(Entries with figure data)

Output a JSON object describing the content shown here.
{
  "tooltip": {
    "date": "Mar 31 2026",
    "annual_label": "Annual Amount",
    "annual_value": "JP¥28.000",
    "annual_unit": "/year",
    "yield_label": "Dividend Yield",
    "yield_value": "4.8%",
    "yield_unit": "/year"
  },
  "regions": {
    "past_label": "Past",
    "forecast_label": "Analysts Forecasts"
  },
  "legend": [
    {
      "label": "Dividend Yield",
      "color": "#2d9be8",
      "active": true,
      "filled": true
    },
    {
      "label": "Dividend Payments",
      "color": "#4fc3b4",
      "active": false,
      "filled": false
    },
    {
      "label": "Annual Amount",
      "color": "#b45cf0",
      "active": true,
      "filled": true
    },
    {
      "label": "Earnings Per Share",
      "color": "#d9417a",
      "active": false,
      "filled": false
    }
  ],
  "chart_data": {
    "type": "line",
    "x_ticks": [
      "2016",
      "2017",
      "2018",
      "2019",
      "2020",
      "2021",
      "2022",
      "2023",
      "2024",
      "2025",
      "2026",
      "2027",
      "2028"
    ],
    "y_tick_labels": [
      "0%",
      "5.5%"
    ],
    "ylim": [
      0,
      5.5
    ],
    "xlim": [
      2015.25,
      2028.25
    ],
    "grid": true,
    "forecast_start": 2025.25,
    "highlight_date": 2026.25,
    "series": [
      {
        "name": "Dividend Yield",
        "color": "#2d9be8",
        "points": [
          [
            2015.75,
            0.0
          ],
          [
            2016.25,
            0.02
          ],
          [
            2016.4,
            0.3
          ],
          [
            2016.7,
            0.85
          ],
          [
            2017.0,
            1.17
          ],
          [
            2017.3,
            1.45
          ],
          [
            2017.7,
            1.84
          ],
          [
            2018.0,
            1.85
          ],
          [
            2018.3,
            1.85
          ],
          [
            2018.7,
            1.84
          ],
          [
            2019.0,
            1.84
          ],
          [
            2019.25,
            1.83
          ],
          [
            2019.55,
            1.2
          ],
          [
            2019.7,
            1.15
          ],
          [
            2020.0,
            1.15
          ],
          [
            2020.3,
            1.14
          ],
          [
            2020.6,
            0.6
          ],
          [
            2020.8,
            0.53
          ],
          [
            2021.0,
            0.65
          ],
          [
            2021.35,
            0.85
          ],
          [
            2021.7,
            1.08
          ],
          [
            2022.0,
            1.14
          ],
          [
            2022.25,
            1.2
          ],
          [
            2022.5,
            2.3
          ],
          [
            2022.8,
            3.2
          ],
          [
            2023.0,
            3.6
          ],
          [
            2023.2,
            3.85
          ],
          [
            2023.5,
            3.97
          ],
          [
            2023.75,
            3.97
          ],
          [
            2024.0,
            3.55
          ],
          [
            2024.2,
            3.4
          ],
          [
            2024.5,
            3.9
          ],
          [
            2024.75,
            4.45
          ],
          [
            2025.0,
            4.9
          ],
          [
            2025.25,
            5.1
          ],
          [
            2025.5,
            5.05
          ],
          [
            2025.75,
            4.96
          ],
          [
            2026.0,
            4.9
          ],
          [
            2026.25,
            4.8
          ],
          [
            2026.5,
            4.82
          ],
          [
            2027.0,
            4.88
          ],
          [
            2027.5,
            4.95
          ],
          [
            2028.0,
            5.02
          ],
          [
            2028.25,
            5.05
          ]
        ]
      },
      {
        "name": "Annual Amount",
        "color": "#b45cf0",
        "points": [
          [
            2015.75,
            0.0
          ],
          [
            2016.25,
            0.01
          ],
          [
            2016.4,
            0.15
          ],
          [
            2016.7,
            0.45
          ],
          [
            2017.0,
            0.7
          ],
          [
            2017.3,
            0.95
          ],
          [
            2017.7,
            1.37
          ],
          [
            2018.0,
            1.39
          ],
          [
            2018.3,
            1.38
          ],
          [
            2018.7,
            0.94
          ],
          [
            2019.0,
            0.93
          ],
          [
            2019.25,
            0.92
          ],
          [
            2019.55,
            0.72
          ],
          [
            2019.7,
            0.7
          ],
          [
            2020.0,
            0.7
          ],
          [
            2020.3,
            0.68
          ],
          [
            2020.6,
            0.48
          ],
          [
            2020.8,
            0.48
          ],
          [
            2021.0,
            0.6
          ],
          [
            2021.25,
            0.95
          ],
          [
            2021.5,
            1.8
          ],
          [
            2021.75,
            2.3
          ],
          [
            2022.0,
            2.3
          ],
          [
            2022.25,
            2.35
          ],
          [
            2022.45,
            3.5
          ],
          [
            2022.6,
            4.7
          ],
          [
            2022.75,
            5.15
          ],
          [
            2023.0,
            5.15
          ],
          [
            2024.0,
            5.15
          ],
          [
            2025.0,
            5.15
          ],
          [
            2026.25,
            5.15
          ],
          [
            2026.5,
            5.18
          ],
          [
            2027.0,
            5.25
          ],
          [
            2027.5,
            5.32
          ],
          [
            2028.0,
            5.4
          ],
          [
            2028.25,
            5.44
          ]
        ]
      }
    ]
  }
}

The request
Copy out every line of the data above, exactly as given.

Solution for this problem
Output a JSON object describing the content shown here.
{
  "tooltip": {
    "date": "Mar 31 2026",
    "annual_label": "Annual Amount",
    "annual_value": "JP¥28.000",
    "annual_unit": "/year",
    "yield_label": "Dividend Yield",
    "yield_value": "4.8%",
    "yield_unit": "/year"
  },
  "regions": {
    "past_label": "Past",
    "forecast_label": "Analysts Forecasts"
  },
  "legend": [
    {
      "label": "Dividend Yield",
      "color": "#2d9be8",
      "active": true,
      "filled": true
    },
    {
      "label": "Dividend Payments",
      "color": "#4fc3b4",
      "active": false,
      "filled": false
    },
    {
      "label": "Annual Amount",
      "color": "#b45cf0",
      "active": true,
      "filled": true
    },
    {
      "label": "Earnings Per Share",
      "color": "#d9417a",
      "active": false,
      "filled": false
    }
  ],
  "chart_data": {
    "type": "line",
    "x_ticks": [
      "2016",
      "2017",
      "2018",
      "2019",
      "2020",
      "2021",
      "2022",
      "2023",
      "2024",
      "2025",
      "2026",
      "2027",
      "2028"
    ],
    "y_tick_labels": [
      "0%",
      "5.5%"
    ],
    "ylim": [
      0,
      5.5
    ],
    "xlim": [
      2015.25,
      2028.25
    ],
    "grid": true,
    "forecast_start": 2025.25,
    "highlight_date": 2026.25,
    "series": [
      {
        "name": "Dividend Yield",
        "color": "#2d9be8",
        "points": [
          [
            2015.75,
            0.0
          ],
          [
            2016.25,
            0.02
          ],
          [
            2016.4,
            0.3
          ],
          [
            2016.7,
            0.85
          ],
          [
            2017.0,
            1.17
          ],
          [
            2017.3,
            1.45
          ],
          [
            2017.7,
            1.84
          ],
          [
            2018.0,
            1.85
          ],
          [
            2018.3,
            1.85
          ],
          [
            2018.7,
            1.84
          ],
          [
            2019.0,
            1.84
          ],
          [
            2019.25,
            1.83
          ],
          [
            2019.55,
            1.2
          ],
          [
            2019.7,
            1.15
          ],
          [
            2020.0,
            1.15
          ],
          [
            2020.3,
            1.14
          ],
          [
            2020.6,
            0.6
          ],
          [
            2020.8,
            0.53
          ],
          [
            2021.0,
            0.65
          ],
          [
            2021.35,
            0.85
          ],
          [
            2021.7,
            1.08
          ],
          [
            2022.0,
            1.14
          ],
          [
            2022.25,
            1.2
          ],
          [
            2022.5,
            2.3
          ],
          [
            2022.8,
            3.2
          ],
          [
            2023.0,
            3.6
          ],
          [
            2023.2,
            3.85
          ],
          [
            2023.5,
            3.97
          ],
          [
            2023.75,
            3.97
          ],
          [
            2024.0,
            3.55
          ],
          [
            2024.2,
            3.4
          ],
          [
            2024.5,
            3.9
          ],
          [
            2024.75,
            4.45
          ],
          [
            2025.0,
            4.9
          ],
          [
            2025.25,
            5.1
          ],
          [
            2025.5,
            5.05
          ],
          [
            2025.75,
            4.96
          ],
          [
            2026.0,
            4.9
          ],
          [
            2026.25,
            4.8
          ],
          [
            2026.5,
            4.82
          ],
          [
            2027.0,
            4.88
          ],
          [
            2027.5,
            4.95
          ],
          [
            2028.0,
            5.02
          ],
          [
            2028.25,
            5.05
          ]
        ]
      },
      {
        "name": "Annual Amount",
        "color": "#b45cf0",
        "points": [
          [
            2015.75,
            0.0
          ],
          [
            2016.25,
            0.01
          ],
          [
            2016.4,
            0.15
          ],
          [
            2016.7,
            0.45
          ],
          [
            2017.0,
            0.7
          ],
          [
            2017.3,
            0.95
          ],
          [
            2017.7,
            1.37
          ],
          [
            2018.0,
            1.39
          ],
          [
            2018.3,
            1.38
          ],
          [
            2018.7,
            0.94
          ],
          [
            2019.0,
            0.93
          ],
          [
            2019.25,
            0.92
          ],
          [
            2019.55,
            0.72
          ],
          [
            2019.7,
            0.7
          ],
          [
            2020.0,
            0.7
          ],
          [
            2020.3,
            0.68
          ],
          [
            2020.6,
            0.48
          ],
          [
            2020.8,
            0.48
          ],
          [
            2021.0,
            0.6
          ],
          [
            2021.25,
            0.95
          ],
          [
            2021.5,
            1.8
          ],
          [
            2021.75,
            2.3
          ],
          [
            2022.0,
            2.3
          ],
          [
            2022.25,
            2.35
          ],
          [
            2022.45,
            3.5
          ],
          [
            2022.6,
            4.7
          ],
          [
            2022.75,
            5.15
          ],
          [
            2023.0,
            5.15
          ],
          [
            2024.0,
            5.15
          ],
          [
            2025.0,
            5.15
          ],
          [
            2026.25,
            5.15
          ],
          [
            2026.5,
            5.18
          ],
          [
            2027.0,
            5.25
          ],
          [
            2027.5,
            5.32
          ],
          [
            2028.0,
            5.4
          ],
          [
            2028.25,
            5.44
          ]
        ]
      }
    ]
  }
}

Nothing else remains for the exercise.